Return each line of the records holding the string "Fuerza".
═══ INPUT ROWS ═══
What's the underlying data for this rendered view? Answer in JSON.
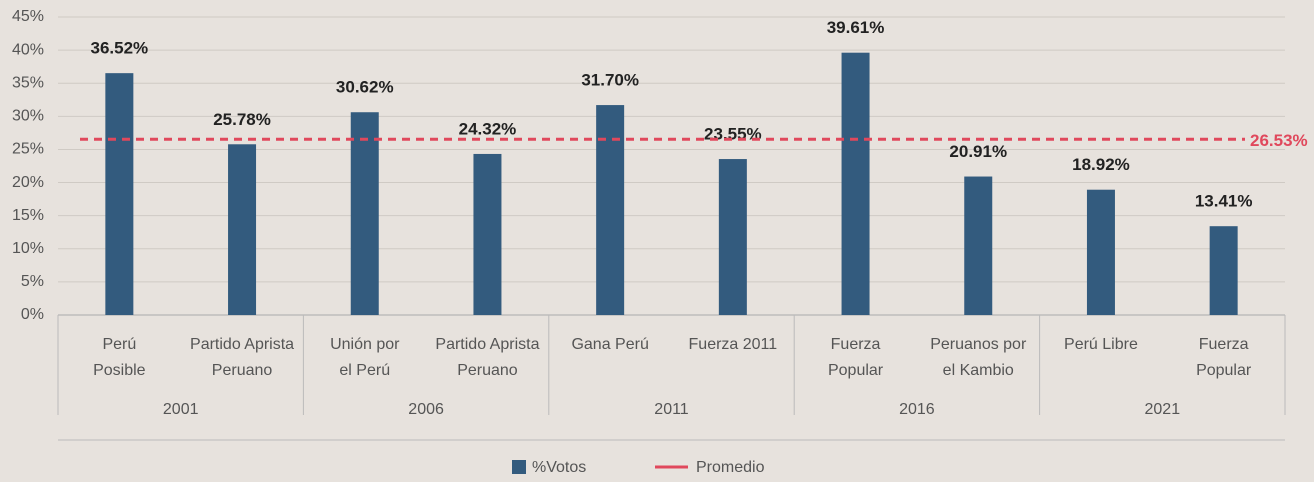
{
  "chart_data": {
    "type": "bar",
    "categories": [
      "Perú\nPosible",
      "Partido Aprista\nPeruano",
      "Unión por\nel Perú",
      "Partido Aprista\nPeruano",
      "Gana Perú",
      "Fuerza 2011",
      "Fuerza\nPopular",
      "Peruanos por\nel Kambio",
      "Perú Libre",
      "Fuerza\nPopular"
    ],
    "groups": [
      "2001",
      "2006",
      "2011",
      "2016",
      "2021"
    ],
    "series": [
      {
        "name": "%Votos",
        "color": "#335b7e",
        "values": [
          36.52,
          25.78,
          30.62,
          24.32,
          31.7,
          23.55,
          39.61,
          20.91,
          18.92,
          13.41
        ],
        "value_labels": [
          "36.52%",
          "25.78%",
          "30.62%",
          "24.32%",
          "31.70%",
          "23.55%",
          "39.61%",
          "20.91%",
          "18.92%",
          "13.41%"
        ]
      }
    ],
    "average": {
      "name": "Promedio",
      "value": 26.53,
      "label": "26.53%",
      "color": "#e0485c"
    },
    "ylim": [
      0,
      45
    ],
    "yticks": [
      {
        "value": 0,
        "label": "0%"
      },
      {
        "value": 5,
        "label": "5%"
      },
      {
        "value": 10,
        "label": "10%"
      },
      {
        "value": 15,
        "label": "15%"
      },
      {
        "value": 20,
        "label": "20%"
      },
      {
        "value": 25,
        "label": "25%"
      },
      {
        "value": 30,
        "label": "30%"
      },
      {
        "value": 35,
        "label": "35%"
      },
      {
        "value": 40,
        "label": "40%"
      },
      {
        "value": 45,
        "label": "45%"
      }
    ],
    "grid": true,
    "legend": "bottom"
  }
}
═══
═══ INPUT ROWS ═══
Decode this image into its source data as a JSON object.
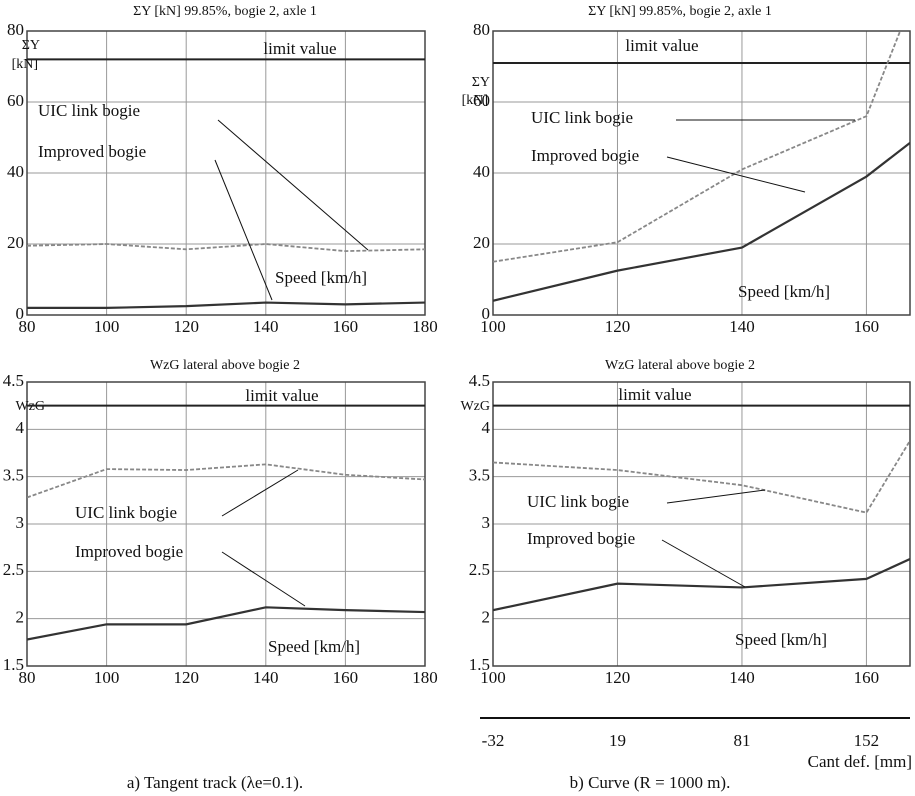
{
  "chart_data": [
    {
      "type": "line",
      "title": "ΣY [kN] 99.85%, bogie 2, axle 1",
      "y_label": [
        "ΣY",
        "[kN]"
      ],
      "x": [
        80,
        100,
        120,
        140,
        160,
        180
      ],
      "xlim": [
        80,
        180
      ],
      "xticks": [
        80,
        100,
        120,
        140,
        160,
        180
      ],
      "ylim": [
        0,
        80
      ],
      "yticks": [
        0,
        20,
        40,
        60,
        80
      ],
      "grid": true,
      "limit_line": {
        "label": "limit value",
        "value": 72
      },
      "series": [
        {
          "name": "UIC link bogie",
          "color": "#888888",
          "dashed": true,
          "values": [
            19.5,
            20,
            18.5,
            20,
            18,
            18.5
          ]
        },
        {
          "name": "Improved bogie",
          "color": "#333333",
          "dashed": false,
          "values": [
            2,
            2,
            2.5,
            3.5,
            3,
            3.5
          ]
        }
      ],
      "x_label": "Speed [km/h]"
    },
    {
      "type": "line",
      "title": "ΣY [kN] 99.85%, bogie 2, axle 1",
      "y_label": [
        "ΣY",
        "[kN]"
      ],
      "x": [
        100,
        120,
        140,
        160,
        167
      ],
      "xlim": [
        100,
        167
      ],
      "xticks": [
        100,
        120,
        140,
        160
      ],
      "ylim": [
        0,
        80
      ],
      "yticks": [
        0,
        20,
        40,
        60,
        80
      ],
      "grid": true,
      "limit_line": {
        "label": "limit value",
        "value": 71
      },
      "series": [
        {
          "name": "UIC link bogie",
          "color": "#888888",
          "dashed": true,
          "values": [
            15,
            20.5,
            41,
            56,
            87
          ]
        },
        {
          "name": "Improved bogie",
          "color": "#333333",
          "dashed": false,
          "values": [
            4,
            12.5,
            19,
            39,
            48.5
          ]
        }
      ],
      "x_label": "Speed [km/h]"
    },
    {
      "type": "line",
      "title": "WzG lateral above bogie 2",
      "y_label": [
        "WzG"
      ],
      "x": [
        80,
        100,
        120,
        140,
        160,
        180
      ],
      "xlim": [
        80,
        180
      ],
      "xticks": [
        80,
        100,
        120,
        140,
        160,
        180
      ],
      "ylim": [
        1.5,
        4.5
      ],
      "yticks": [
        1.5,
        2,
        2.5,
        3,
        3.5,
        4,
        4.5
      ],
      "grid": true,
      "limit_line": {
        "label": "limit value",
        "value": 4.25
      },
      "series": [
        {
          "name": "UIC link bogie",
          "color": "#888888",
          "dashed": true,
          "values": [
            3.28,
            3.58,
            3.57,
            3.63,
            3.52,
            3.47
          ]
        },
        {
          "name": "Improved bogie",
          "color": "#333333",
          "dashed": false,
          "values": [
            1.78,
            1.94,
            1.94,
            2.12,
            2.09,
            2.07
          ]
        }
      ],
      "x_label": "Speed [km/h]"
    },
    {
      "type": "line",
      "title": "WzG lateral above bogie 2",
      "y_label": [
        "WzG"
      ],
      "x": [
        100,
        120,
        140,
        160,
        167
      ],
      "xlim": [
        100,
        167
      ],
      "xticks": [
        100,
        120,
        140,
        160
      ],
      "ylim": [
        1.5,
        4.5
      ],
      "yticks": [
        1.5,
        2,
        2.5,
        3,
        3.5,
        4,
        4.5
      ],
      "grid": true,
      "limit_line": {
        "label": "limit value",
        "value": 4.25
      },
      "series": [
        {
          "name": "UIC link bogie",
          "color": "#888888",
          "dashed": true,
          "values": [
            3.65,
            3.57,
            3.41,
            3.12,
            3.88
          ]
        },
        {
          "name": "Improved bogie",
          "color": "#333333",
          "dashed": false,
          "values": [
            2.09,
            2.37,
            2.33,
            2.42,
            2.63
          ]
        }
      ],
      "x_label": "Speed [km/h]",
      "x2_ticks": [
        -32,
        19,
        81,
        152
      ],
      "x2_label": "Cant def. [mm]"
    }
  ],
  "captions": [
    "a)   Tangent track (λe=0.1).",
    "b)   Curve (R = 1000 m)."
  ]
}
═══
◆ **EXERCISE ANSWER**
      "Fuerza 2011",
      "Fuerza\nPopular",
      "Fuerza\nPopular"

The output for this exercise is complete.